Given request 1 — Quote the records word for word, starting at the beginning of the records and ending at the line that contains "field-label: 压缩方式(C) (25, 217, 92, 234)".

--- START Passage ---

@motie2, Have read it also, fan of HST. Guess I became a fan of HST when he was writing articles for Rolling Stone. Have about 4 or 5 books written by him and a few written about him.
@buflosab A couple of decades ago, Jann needed money and offered lifetime subscriptions to RS for one hundred bucks. The mailing label on my issues says my subscription expires in 2055.
RS is where I first encountered the Good Doctor. I have all his books. Reading Shark Hunt for the nth time (I’m 73).
@motie2, used to buy RS were ever they were sold. A few yrs back I decided to get a subscription to RS and it was great, a yearlong subscription, unfortunately RS kept renewing my subscription without my being notified. So that was the end of that. HST would have a field day today if you catch my drift. Nice chatting with you as always.
Went through Watertown, TN and stopped at a local diner for pie and coffee. There was an antique store behind it. I went in there and picked up a copy of a neat little book that caught my eye simply because of it's pristine condition. It was about a cigar store Indian. Written in 1958 by Elizabeth Honness, hard bound, with a plastic dust cover and full artwork, the title "Mystery Of The Wooden Indian". The old man wanted a dollar for it. $1. I gladly obliged him as it was about a tobacco store Indian. Now, when I got home the 188 pages that ensued told a story on the level of a middle schooler, but the story it brought to me and the 2 1/2 hours of pleasure it gave me was well worth the dollar I spent. What made it even more awesome was I looked it up on Amazon. You can't find a book like it, in this condition for less than $130.00. I think I'll send it to my grandsons in Virginia.

--- END Passage ---
--- START Record list ---

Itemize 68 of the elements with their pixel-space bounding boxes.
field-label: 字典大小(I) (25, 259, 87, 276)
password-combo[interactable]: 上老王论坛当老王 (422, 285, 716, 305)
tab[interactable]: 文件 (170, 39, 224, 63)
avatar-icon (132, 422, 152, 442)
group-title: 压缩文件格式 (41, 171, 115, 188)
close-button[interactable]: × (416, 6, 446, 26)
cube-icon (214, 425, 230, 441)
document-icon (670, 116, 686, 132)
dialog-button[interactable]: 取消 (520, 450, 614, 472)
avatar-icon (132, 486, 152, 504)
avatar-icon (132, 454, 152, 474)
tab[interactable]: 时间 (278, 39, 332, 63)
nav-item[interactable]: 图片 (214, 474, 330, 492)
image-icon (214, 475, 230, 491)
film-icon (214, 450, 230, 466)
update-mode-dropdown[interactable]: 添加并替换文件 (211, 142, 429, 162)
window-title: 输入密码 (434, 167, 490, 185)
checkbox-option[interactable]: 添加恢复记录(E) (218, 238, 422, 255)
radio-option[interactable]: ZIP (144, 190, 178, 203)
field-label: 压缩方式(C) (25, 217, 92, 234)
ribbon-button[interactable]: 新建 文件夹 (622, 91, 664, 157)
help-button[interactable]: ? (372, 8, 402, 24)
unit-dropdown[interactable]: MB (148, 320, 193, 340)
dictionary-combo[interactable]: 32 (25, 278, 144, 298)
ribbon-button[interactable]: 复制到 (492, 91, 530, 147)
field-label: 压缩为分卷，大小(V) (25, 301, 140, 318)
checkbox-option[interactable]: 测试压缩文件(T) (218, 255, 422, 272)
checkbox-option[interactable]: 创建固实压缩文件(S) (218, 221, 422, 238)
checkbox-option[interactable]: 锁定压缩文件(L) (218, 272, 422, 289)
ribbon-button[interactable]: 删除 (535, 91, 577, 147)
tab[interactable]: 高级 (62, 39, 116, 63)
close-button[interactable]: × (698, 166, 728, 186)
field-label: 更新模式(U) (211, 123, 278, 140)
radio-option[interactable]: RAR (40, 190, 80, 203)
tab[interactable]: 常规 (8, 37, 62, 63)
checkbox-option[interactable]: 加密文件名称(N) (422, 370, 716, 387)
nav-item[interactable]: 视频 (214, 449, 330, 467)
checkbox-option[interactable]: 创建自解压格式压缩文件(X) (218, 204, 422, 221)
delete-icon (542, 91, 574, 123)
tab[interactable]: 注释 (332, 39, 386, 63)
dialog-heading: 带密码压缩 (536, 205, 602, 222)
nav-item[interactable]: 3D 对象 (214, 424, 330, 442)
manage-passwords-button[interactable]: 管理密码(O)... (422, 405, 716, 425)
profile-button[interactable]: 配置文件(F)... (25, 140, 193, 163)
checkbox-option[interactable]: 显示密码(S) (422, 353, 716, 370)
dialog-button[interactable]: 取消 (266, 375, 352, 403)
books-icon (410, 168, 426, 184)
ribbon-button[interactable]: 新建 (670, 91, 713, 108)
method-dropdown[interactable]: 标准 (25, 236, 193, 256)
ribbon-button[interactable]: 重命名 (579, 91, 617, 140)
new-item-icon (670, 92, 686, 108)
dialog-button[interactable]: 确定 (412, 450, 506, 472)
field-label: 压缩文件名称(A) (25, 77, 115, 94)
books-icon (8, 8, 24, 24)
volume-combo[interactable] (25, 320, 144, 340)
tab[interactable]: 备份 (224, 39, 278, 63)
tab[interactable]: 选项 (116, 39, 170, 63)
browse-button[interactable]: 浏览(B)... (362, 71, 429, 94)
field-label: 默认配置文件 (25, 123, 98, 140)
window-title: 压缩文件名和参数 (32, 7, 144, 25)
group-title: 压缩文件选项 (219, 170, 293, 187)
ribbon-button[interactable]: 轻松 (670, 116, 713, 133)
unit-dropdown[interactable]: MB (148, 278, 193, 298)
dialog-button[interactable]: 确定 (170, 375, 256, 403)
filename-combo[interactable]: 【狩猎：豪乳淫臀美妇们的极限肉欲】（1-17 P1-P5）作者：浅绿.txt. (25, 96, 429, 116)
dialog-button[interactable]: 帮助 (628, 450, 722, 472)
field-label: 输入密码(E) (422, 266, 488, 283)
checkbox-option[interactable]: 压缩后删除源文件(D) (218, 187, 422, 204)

--- END Record list ---

Given request 2 — Print the part of the forum discussion above word for word, starting at "Went through Watertown, TN" and ending at "grandsons in Virginia.".

Correct result 1 —
Itemize 68 of the elements with their pixel-space bounding boxes.
field-label: 字典大小(I) (25, 259, 87, 276)
password-combo[interactable]: 上老王论坛当老王 (422, 285, 716, 305)
tab[interactable]: 文件 (170, 39, 224, 63)
avatar-icon (132, 422, 152, 442)
group-title: 压缩文件格式 (41, 171, 115, 188)
close-button[interactable]: × (416, 6, 446, 26)
cube-icon (214, 425, 230, 441)
document-icon (670, 116, 686, 132)
dialog-button[interactable]: 取消 (520, 450, 614, 472)
avatar-icon (132, 486, 152, 504)
avatar-icon (132, 454, 152, 474)
tab[interactable]: 时间 (278, 39, 332, 63)
nav-item[interactable]: 图片 (214, 474, 330, 492)
image-icon (214, 475, 230, 491)
film-icon (214, 450, 230, 466)
update-mode-dropdown[interactable]: 添加并替换文件 (211, 142, 429, 162)
window-title: 输入密码 (434, 167, 490, 185)
checkbox-option[interactable]: 添加恢复记录(E) (218, 238, 422, 255)
radio-option[interactable]: ZIP (144, 190, 178, 203)
field-label: 压缩方式(C) (25, 217, 92, 234)

Correct result 2 —
Went through Watertown, TN and stopped at a local diner for pie and coffee. There was an antique store behind it. I went in there and picked up a copy of a neat little book that caught my eye simply because of it's pristine condition. It was about a cigar store Indian. Written in 1958 by Elizabeth Honness, hard bound, with a plastic dust cover and full artwork, the title "Mystery Of The Wooden Indian". The old man wanted a dollar for it. $1. I gladly obliged him as it was about a tobacco store Indian. Now, when I got home the 188 pages that ensued told a story on the level of a middle schooler, but the story it brought to me and the 2 1/2 hours of pleasure it gave me was well worth the dollar I spent. What made it even more awesome was I looked it up on Amazon. You can't find a book like it, in this condition for less than $130.00. I think I'll send it to my grandsons in Virginia.